**Your task**:
Gather from the material every line that contains the string "Customer".

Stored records
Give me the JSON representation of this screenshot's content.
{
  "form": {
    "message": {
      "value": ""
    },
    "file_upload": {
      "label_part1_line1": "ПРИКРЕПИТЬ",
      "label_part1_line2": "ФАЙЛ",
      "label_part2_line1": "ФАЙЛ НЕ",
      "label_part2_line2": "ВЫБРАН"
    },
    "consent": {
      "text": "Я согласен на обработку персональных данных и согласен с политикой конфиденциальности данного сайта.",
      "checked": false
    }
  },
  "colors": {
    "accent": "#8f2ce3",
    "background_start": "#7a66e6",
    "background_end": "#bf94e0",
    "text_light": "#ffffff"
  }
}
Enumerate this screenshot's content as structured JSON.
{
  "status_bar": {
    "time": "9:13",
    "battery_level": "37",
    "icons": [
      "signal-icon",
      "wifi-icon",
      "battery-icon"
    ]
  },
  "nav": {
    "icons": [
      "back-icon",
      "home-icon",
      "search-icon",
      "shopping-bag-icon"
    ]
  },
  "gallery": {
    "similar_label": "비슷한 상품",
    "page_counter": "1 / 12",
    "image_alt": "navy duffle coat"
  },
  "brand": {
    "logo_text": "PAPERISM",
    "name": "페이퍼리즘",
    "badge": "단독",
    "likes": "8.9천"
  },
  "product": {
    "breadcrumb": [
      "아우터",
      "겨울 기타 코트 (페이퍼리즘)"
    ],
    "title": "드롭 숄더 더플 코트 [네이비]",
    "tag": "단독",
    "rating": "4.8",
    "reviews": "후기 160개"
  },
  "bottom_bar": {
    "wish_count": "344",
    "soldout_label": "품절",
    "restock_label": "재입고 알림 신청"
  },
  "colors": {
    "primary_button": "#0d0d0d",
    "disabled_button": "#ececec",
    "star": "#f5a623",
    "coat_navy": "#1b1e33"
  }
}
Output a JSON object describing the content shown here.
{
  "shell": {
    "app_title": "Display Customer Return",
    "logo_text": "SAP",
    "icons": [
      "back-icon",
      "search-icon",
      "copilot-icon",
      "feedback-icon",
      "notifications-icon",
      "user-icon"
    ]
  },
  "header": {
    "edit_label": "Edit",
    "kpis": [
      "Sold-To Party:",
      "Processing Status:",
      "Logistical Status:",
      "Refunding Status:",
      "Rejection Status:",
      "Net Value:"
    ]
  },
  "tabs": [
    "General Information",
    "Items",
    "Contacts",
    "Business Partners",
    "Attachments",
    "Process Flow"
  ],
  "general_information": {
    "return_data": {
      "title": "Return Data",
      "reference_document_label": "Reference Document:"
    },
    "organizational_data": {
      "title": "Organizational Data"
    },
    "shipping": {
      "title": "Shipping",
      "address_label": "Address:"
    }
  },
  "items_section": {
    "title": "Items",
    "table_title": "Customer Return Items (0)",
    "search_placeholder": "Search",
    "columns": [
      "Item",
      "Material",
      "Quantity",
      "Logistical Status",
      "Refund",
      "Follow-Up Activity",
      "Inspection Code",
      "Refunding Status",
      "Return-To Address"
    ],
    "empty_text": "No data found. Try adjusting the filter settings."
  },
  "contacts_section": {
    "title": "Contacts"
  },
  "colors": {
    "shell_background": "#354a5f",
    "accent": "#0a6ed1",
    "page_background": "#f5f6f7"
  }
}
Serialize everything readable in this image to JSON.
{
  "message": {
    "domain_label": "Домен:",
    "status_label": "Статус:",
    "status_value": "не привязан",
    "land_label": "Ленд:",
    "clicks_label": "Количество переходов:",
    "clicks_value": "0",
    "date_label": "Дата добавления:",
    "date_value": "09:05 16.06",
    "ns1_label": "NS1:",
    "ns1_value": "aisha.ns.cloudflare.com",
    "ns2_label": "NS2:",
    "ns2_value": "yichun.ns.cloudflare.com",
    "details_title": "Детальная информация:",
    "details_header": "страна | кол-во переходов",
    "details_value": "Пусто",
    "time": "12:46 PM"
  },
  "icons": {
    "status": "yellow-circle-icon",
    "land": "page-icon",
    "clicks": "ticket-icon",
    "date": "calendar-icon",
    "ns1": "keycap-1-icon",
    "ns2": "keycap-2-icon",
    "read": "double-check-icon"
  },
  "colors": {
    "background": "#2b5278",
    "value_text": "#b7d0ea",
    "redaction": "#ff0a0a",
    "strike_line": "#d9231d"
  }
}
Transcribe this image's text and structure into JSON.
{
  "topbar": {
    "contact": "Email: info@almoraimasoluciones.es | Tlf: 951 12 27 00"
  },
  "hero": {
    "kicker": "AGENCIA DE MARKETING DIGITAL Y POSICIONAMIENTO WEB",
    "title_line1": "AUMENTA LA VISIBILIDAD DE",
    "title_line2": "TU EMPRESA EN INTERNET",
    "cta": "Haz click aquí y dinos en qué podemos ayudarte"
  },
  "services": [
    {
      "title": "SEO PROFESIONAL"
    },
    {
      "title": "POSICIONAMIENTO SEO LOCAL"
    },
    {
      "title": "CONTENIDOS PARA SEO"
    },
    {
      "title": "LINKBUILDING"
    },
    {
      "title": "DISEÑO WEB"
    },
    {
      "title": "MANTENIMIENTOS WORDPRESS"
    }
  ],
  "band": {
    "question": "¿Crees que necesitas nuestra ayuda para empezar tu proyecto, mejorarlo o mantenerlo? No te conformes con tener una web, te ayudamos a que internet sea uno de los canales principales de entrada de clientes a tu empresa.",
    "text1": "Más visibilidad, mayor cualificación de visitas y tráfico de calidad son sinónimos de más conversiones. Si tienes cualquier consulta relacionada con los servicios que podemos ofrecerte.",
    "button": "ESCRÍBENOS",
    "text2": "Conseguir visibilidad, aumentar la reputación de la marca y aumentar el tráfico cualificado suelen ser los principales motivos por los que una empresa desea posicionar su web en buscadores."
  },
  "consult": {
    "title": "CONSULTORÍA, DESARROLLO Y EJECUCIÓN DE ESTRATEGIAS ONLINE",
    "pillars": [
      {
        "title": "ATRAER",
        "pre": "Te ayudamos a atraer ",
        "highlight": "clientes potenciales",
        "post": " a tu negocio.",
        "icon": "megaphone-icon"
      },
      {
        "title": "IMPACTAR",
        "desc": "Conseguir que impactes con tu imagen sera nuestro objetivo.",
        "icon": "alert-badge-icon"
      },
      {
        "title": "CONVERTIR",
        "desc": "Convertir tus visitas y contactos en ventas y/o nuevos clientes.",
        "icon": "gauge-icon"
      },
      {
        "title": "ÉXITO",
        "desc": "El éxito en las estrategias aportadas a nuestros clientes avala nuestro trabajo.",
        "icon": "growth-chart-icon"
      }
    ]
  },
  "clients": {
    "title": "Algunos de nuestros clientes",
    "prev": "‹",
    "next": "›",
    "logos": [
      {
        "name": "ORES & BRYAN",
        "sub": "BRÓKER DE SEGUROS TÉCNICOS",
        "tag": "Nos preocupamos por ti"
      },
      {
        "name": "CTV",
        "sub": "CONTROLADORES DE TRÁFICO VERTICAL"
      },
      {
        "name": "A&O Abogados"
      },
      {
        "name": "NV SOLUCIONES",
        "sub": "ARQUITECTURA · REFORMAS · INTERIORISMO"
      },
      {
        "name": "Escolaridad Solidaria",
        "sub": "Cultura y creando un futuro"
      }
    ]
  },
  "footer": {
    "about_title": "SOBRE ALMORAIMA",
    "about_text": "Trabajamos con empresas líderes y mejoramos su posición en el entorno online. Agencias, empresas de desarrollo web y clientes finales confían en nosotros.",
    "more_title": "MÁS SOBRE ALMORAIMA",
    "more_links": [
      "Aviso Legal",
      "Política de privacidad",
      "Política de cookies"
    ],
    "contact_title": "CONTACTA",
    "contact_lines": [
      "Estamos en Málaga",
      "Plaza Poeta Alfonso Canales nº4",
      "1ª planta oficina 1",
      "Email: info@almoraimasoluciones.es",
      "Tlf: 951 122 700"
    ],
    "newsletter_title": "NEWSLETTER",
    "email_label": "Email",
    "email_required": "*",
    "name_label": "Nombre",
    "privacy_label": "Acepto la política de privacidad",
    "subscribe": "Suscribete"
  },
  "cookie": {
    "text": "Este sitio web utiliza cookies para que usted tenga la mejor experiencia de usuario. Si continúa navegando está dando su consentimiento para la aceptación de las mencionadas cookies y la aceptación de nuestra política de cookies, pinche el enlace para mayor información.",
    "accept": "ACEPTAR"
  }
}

**Full response**:
    "app_title": "Display Customer Return",
    "table_title": "Customer Return Items (0)",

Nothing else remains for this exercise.